GIVEN RECORDS:
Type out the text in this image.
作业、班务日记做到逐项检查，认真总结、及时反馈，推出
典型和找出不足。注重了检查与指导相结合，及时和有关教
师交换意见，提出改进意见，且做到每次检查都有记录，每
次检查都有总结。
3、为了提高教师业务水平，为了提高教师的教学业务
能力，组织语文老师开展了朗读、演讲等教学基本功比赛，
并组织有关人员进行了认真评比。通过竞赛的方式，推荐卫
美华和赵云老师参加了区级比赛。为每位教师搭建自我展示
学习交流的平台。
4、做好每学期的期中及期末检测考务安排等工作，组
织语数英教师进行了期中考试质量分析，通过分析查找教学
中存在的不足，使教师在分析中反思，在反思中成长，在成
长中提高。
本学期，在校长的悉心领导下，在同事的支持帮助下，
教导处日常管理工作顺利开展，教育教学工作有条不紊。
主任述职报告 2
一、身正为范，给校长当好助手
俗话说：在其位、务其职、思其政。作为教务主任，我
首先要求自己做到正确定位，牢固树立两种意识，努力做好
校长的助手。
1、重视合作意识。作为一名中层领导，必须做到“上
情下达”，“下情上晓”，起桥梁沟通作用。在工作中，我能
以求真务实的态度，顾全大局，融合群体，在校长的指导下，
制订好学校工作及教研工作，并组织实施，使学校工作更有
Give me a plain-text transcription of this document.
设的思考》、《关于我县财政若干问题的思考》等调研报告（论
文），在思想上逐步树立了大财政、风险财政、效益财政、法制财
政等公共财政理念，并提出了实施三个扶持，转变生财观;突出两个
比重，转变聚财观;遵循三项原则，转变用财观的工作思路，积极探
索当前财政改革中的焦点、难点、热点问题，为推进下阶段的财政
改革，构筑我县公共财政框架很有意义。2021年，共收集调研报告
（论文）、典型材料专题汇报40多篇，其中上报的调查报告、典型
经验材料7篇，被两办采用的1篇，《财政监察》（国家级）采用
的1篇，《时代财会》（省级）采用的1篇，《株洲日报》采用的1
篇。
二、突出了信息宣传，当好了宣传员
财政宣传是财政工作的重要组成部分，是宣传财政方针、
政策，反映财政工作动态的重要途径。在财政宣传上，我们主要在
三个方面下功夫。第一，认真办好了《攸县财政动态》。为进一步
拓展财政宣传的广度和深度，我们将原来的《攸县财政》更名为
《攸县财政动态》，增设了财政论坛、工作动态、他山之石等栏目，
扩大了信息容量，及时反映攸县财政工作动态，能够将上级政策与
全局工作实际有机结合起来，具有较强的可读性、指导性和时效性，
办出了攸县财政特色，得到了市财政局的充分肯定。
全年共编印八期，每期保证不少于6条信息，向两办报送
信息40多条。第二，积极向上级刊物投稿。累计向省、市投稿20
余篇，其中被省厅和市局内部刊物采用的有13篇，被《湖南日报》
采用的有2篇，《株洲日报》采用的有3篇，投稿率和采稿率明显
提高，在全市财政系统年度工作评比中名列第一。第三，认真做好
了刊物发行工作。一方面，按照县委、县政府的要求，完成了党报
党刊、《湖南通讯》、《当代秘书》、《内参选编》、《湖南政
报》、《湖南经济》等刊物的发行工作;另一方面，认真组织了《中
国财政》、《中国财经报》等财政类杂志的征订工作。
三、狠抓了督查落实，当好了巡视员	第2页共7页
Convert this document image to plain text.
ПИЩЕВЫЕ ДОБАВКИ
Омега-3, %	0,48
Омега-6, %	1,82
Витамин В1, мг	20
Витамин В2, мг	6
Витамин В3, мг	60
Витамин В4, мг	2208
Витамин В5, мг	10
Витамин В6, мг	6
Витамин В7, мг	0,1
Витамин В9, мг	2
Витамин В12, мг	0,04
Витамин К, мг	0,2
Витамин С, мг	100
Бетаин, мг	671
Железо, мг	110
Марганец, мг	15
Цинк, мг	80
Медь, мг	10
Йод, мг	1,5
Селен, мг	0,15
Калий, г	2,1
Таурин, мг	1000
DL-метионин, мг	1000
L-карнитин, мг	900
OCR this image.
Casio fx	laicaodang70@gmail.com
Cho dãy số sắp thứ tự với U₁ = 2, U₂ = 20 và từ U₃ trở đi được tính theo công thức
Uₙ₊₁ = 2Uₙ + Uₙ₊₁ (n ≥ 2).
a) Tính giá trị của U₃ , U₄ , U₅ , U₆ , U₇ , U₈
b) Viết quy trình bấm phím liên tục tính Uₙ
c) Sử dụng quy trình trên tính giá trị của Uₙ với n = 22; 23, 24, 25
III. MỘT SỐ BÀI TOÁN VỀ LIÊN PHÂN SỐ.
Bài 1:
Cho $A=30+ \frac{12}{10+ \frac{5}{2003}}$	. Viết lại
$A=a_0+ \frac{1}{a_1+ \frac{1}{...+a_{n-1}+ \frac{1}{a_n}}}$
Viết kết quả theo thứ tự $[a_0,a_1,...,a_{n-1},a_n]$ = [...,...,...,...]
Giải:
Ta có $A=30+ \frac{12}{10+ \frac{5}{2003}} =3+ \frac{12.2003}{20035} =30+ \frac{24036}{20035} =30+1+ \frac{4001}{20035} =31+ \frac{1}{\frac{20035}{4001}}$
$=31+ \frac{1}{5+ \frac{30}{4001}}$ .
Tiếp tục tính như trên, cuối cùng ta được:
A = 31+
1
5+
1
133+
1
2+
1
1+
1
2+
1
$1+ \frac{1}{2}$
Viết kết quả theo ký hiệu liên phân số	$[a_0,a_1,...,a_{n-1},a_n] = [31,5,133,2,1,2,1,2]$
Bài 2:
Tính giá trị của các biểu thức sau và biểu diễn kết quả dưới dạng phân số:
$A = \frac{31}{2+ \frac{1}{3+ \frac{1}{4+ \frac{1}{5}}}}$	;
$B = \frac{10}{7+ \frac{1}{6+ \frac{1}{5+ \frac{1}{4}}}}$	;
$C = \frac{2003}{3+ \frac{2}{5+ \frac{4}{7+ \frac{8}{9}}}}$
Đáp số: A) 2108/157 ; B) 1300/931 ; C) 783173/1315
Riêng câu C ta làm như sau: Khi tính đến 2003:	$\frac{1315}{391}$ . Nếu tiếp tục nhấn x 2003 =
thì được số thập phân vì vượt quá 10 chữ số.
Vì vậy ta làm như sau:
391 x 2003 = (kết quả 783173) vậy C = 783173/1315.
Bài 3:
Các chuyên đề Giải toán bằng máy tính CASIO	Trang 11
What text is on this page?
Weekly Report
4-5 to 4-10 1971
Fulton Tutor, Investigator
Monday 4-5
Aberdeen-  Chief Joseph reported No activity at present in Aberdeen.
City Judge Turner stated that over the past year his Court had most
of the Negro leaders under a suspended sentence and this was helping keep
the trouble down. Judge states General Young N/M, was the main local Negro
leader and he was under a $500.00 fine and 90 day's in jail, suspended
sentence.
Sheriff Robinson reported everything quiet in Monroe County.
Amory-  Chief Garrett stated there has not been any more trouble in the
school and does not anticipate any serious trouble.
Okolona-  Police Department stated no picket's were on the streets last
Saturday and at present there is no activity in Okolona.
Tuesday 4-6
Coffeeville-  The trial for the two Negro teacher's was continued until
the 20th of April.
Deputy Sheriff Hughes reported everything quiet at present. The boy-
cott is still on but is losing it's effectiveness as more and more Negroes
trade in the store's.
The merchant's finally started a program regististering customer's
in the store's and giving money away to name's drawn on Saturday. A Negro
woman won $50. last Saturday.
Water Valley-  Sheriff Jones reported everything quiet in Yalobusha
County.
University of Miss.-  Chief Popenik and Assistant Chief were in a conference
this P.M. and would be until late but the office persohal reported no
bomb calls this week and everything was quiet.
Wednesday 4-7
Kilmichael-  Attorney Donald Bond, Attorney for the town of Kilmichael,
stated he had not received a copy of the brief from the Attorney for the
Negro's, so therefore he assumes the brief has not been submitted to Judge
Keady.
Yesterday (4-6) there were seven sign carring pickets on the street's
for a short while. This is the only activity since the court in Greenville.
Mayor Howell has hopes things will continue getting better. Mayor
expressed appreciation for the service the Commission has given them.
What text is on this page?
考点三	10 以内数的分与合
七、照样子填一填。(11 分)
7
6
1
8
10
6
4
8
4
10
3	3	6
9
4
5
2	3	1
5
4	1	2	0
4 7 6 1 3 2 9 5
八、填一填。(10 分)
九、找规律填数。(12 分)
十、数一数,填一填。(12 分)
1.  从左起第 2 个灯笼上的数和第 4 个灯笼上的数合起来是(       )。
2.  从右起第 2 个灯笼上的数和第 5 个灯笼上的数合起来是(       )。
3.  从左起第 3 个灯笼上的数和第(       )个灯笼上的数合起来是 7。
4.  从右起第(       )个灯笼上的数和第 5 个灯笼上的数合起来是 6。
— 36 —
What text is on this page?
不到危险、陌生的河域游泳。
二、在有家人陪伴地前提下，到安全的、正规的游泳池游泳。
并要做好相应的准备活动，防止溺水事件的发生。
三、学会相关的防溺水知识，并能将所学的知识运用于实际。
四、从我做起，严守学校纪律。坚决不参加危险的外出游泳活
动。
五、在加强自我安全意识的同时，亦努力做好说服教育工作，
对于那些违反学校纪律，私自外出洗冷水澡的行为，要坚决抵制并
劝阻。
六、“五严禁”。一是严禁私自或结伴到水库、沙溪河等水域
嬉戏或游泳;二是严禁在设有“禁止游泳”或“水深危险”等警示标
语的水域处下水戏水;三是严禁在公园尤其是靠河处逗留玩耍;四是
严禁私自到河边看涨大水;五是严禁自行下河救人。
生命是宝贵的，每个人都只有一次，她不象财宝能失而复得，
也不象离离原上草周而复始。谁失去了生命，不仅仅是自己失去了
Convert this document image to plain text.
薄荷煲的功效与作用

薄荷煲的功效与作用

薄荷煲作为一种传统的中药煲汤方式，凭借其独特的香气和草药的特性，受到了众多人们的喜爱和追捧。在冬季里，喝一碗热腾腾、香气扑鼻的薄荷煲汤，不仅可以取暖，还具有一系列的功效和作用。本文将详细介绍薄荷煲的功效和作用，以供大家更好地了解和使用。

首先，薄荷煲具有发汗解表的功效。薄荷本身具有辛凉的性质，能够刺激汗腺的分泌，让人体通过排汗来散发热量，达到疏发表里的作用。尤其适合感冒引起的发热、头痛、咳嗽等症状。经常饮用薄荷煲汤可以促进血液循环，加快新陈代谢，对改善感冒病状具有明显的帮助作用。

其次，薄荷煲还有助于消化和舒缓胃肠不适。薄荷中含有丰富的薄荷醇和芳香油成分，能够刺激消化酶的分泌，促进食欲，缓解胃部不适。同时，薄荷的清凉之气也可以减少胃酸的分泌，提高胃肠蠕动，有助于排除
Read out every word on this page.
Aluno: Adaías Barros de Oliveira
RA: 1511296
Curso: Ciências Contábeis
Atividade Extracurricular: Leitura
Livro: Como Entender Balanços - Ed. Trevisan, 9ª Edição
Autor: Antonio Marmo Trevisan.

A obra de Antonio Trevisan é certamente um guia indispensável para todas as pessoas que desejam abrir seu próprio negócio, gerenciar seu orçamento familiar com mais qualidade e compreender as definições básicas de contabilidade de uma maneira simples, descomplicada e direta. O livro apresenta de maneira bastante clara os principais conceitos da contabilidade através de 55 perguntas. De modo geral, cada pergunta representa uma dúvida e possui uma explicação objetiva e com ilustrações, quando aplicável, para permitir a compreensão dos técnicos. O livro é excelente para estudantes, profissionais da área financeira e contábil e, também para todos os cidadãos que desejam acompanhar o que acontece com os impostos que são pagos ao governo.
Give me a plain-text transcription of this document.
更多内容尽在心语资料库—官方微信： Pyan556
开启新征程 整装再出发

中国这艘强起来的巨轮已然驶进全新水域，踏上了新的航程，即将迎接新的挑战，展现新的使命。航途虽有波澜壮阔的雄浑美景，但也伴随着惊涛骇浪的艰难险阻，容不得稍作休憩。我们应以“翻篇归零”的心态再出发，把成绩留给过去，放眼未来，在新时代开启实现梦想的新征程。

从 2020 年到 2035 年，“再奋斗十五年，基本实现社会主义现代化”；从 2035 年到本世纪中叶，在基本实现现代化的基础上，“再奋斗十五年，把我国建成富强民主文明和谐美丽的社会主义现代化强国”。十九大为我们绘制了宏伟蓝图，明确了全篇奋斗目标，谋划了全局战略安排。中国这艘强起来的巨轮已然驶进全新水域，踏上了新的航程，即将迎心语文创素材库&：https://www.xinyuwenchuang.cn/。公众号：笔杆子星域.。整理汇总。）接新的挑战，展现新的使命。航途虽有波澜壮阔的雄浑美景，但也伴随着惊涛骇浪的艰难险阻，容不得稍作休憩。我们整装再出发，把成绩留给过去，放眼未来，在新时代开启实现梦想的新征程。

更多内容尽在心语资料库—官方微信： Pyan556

PROMPT: Above is a listing; report how many of its lines include the word "stated", giving the number only.

FINISHED TASK: 4